* START *

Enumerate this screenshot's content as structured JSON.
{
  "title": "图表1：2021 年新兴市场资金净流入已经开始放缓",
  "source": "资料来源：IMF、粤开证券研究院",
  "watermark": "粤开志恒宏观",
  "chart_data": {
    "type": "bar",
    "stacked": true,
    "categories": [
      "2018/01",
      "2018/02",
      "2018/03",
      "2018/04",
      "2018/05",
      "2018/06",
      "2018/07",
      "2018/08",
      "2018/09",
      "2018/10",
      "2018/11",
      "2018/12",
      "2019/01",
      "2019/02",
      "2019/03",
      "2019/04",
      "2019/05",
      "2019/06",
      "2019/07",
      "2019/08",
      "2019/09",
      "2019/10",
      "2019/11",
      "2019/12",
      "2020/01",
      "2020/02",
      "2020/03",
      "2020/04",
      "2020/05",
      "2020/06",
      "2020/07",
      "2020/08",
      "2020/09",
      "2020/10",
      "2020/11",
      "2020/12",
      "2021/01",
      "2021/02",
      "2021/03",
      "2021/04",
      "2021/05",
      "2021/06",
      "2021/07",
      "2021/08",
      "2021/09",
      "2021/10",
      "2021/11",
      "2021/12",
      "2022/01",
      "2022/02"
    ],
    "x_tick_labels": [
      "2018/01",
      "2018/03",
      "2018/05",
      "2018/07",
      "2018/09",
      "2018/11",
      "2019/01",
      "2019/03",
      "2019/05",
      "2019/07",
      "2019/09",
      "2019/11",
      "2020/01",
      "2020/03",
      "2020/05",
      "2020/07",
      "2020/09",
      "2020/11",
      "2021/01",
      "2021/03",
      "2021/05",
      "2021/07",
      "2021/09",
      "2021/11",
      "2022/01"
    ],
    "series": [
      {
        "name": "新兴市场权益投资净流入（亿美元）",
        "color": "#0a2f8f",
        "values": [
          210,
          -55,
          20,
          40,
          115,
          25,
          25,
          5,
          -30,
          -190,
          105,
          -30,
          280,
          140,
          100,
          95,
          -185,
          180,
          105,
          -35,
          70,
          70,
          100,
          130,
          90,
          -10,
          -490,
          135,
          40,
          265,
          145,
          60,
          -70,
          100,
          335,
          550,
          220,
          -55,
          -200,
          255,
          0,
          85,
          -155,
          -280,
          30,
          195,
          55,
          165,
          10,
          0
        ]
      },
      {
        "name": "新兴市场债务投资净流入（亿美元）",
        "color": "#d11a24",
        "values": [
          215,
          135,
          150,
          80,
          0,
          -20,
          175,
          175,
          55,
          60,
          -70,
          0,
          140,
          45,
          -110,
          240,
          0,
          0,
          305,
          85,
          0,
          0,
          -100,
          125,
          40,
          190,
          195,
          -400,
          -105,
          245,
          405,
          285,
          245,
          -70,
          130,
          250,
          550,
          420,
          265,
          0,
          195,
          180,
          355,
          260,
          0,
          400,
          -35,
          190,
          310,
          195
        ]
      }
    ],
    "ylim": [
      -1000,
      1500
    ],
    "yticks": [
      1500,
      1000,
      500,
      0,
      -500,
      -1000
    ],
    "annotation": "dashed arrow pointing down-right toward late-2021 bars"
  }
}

* END *

EXERCISE REQUIREMENTS: Select and copy each line from the data that includes the word "name".

WRITTEN REPLY:
        "name": "新兴市场权益投资净流入（亿美元）",
        "name": "新兴市场债务投资净流入（亿美元）",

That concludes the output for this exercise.